■ YOUR TASK ■
Skip the images and copy each record exactly as written.

**** DATA IN THIS EXERCISE ****

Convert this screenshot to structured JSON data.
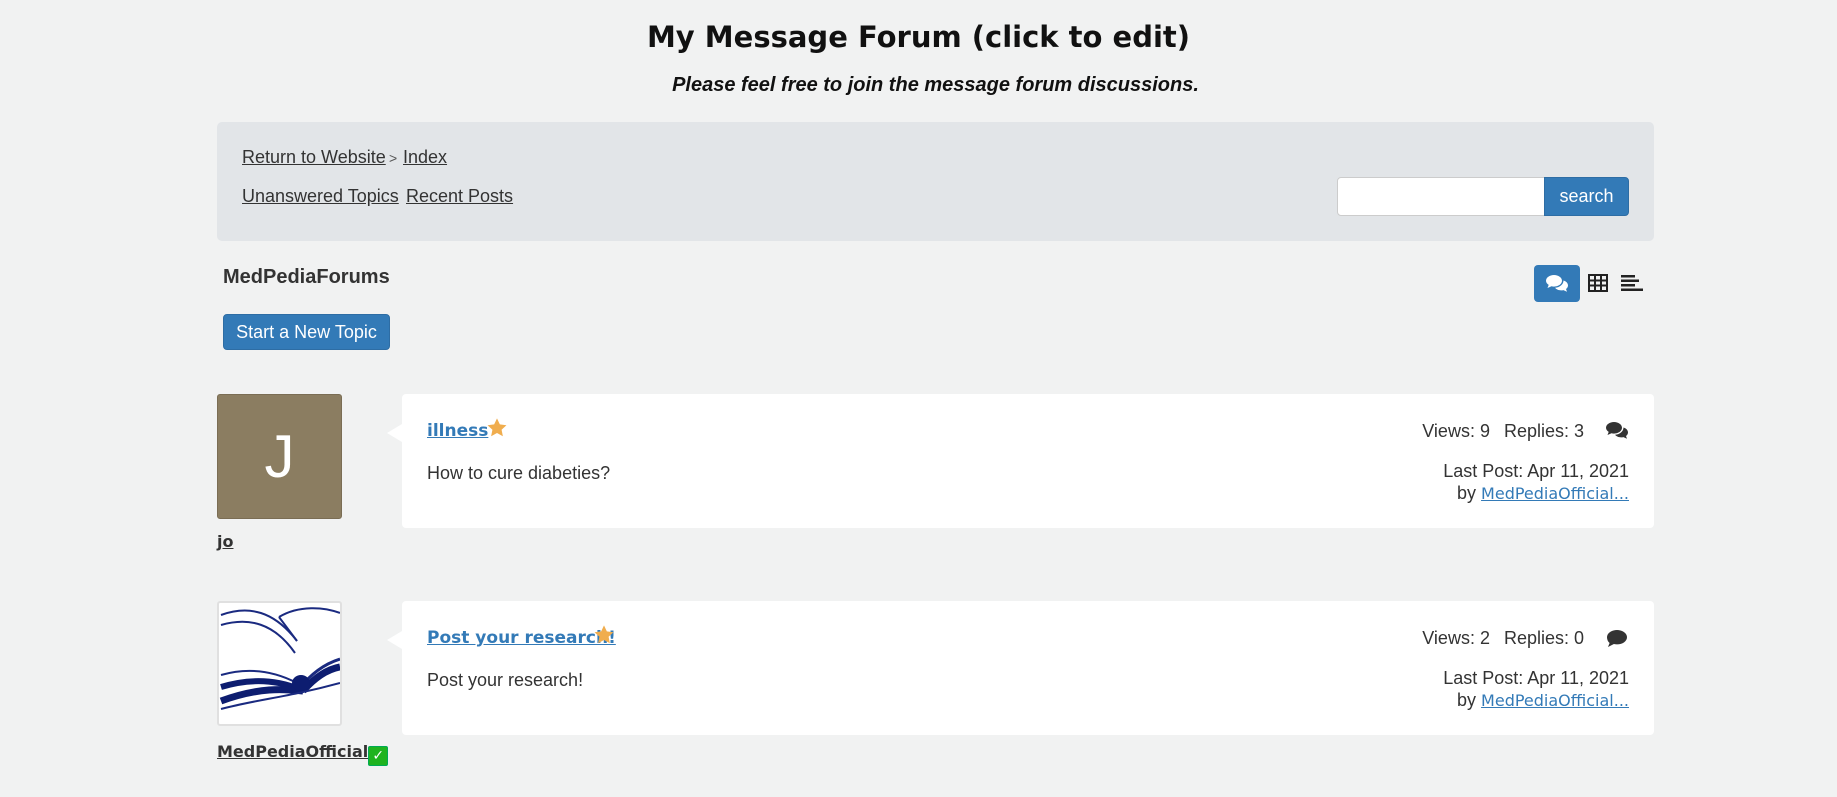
{
  "header": {
    "title": "My Message Forum (click to edit)",
    "subtitle": "Please feel free to join the message forum discussions."
  },
  "nav": {
    "return_link": "Return to Website",
    "separator": ">",
    "index_link": "Index",
    "unanswered_link": "Unanswered Topics",
    "recent_link": "Recent Posts",
    "search_placeholder": "",
    "search_button": "search"
  },
  "forum": {
    "name": "MedPediaForums",
    "new_topic_button": "Start a New Topic",
    "view_modes": [
      "comments-view-icon",
      "table-view-icon",
      "list-view-icon"
    ],
    "active_view": "comments-view-icon"
  },
  "colors": {
    "accent": "#337ab7",
    "star": "#f0ad4e",
    "avatar_bg": "#8b7d61",
    "verified": "#1fb31f"
  },
  "topics": [
    {
      "author": "jo",
      "avatar_letter": "J",
      "title": "illness",
      "starred": true,
      "excerpt": "How to cure diabeties?",
      "views": "Views: 9",
      "replies": "Replies: 3",
      "last_post": "Last Post: Apr 11, 2021",
      "by_label": "by",
      "last_author": "MedPediaOfficial..."
    },
    {
      "author": "MedPediaOfficial",
      "avatar_icon": "open-book-icon",
      "verified_icon": "check-badge-icon",
      "title": "Post your research! ",
      "starred": true,
      "excerpt": "Post your research!",
      "views": "Views: 2",
      "replies": "Replies: 0",
      "last_post": "Last Post: Apr 11, 2021",
      "by_label": "by",
      "last_author": "MedPediaOfficial..."
    }
  ]
}
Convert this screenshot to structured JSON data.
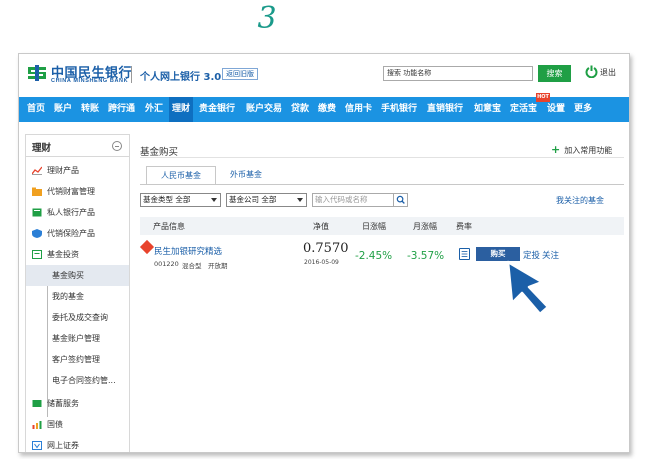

****

■ ANSWER FOR THE TASK ■
Convert this screenshot to structured JSON data.
{
  "header": {
    "title": "My Message Forum (click to edit)",
    "subtitle": "Please feel free to join the message forum discussions."
  },
  "nav": {
    "return_link": "Return to Website",
    "separator": ">",
    "index_link": "Index",
    "unanswered_link": "Unanswered Topics",
    "recent_link": "Recent Posts",
    "search_placeholder": "",
    "search_button": "search"
  },
  "forum": {
    "name": "MedPediaForums",
    "new_topic_button": "Start a New Topic",
    "view_modes": [
      "comments-view-icon",
      "table-view-icon",
      "list-view-icon"
    ],
    "active_view": "comments-view-icon"
  },
  "colors": {
    "accent": "#337ab7",
    "star": "#f0ad4e",
    "avatar_bg": "#8b7d61",
    "verified": "#1fb31f"
  },
  "topics": [
    {
      "author": "jo",
      "avatar_letter": "J",
      "title": "illness",
      "starred": true,
      "excerpt": "How to cure diabeties?",
      "views": "Views: 9",
      "replies": "Replies: 3",
      "last_post": "Last Post: Apr 11, 2021",
      "by_label": "by",
      "last_author": "MedPediaOfficial..."
    },
    {
      "author": "MedPediaOfficial",
      "avatar_icon": "open-book-icon",
      "verified_icon": "check-badge-icon",
      "title": "Post your research! ",
      "starred": true,
      "excerpt": "Post your research!",
      "views": "Views: 2",
      "replies": "Replies: 0",
      "last_post": "Last Post: Apr 11, 2021",
      "by_label": "by",
      "last_author": "MedPediaOfficial..."
    }
  ]
}
Convert this screenshot to structured JSON data.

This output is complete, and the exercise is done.